━━━ SUPPLIED RECORDS

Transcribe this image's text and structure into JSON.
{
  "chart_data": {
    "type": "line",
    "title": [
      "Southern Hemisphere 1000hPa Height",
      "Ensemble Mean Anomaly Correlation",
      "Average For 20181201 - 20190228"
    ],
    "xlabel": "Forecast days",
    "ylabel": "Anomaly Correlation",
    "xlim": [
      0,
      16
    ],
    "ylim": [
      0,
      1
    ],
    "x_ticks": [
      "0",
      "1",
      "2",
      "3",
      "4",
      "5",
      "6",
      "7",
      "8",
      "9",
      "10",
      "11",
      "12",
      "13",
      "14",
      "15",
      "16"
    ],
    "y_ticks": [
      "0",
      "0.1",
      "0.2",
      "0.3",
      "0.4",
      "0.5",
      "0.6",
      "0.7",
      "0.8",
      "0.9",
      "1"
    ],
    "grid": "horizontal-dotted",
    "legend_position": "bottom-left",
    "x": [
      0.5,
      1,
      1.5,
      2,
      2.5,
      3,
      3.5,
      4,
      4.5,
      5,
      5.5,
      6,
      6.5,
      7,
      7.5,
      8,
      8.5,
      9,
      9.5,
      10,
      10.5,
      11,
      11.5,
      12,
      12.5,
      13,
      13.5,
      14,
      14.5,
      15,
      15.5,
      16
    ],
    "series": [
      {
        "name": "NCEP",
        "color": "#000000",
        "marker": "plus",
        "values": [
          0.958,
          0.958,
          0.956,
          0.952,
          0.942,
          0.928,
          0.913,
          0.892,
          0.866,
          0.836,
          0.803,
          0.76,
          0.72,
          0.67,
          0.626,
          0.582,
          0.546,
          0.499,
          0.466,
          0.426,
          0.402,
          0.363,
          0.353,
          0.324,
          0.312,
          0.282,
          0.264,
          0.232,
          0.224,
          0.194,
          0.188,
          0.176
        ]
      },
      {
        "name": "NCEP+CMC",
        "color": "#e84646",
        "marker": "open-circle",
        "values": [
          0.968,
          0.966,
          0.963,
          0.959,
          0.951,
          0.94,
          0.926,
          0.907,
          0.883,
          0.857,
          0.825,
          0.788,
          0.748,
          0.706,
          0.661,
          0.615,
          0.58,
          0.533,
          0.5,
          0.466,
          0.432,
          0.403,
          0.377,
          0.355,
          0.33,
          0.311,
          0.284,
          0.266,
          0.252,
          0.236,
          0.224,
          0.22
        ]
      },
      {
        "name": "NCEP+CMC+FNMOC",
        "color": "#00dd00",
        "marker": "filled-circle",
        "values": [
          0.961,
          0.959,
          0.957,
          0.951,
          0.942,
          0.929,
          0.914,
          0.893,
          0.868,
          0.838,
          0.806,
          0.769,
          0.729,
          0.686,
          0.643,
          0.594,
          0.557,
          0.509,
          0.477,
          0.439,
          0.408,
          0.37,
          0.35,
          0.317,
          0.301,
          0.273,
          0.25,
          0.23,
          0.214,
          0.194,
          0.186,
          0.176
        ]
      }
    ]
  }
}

━━━━━━

GIVEN PROBLEM: Take the listing above and set it down exactly.

REPLY:
Transcribe this image's text and structure into JSON.
{
  "chart_data": {
    "type": "line",
    "title": [
      "Southern Hemisphere 1000hPa Height",
      "Ensemble Mean Anomaly Correlation",
      "Average For 20181201 - 20190228"
    ],
    "xlabel": "Forecast days",
    "ylabel": "Anomaly Correlation",
    "xlim": [
      0,
      16
    ],
    "ylim": [
      0,
      1
    ],
    "x_ticks": [
      "0",
      "1",
      "2",
      "3",
      "4",
      "5",
      "6",
      "7",
      "8",
      "9",
      "10",
      "11",
      "12",
      "13",
      "14",
      "15",
      "16"
    ],
    "y_ticks": [
      "0",
      "0.1",
      "0.2",
      "0.3",
      "0.4",
      "0.5",
      "0.6",
      "0.7",
      "0.8",
      "0.9",
      "1"
    ],
    "grid": "horizontal-dotted",
    "legend_position": "bottom-left",
    "x": [
      0.5,
      1,
      1.5,
      2,
      2.5,
      3,
      3.5,
      4,
      4.5,
      5,
      5.5,
      6,
      6.5,
      7,
      7.5,
      8,
      8.5,
      9,
      9.5,
      10,
      10.5,
      11,
      11.5,
      12,
      12.5,
      13,
      13.5,
      14,
      14.5,
      15,
      15.5,
      16
    ],
    "series": [
      {
        "name": "NCEP",
        "color": "#000000",
        "marker": "plus",
        "values": [
          0.958,
          0.958,
          0.956,
          0.952,
          0.942,
          0.928,
          0.913,
          0.892,
          0.866,
          0.836,
          0.803,
          0.76,
          0.72,
          0.67,
          0.626,
          0.582,
          0.546,
          0.499,
          0.466,
          0.426,
          0.402,
          0.363,
          0.353,
          0.324,
          0.312,
          0.282,
          0.264,
          0.232,
          0.224,
          0.194,
          0.188,
          0.176
        ]
      },
      {
        "name": "NCEP+CMC",
        "color": "#e84646",
        "marker": "open-circle",
        "values": [
          0.968,
          0.966,
          0.963,
          0.959,
          0.951,
          0.94,
          0.926,
          0.907,
          0.883,
          0.857,
          0.825,
          0.788,
          0.748,
          0.706,
          0.661,
          0.615,
          0.58,
          0.533,
          0.5,
          0.466,
          0.432,
          0.403,
          0.377,
          0.355,
          0.33,
          0.311,
          0.284,
          0.266,
          0.252,
          0.236,
          0.224,
          0.22
        ]
      },
      {
        "name": "NCEP+CMC+FNMOC",
        "color": "#00dd00",
        "marker": "filled-circle",
        "values": [
          0.961,
          0.959,
          0.957,
          0.951,
          0.942,
          0.929,
          0.914,
          0.893,
          0.868,
          0.838,
          0.806,
          0.769,
          0.729,
          0.686,
          0.643,
          0.594,
          0.557,
          0.509,
          0.477,
          0.439,
          0.408,
          0.37,
          0.35,
          0.317,
          0.301,
          0.273,
          0.25,
          0.23,
          0.214,
          0.194,
          0.186,
          0.176
        ]
      }
    ]
  }
}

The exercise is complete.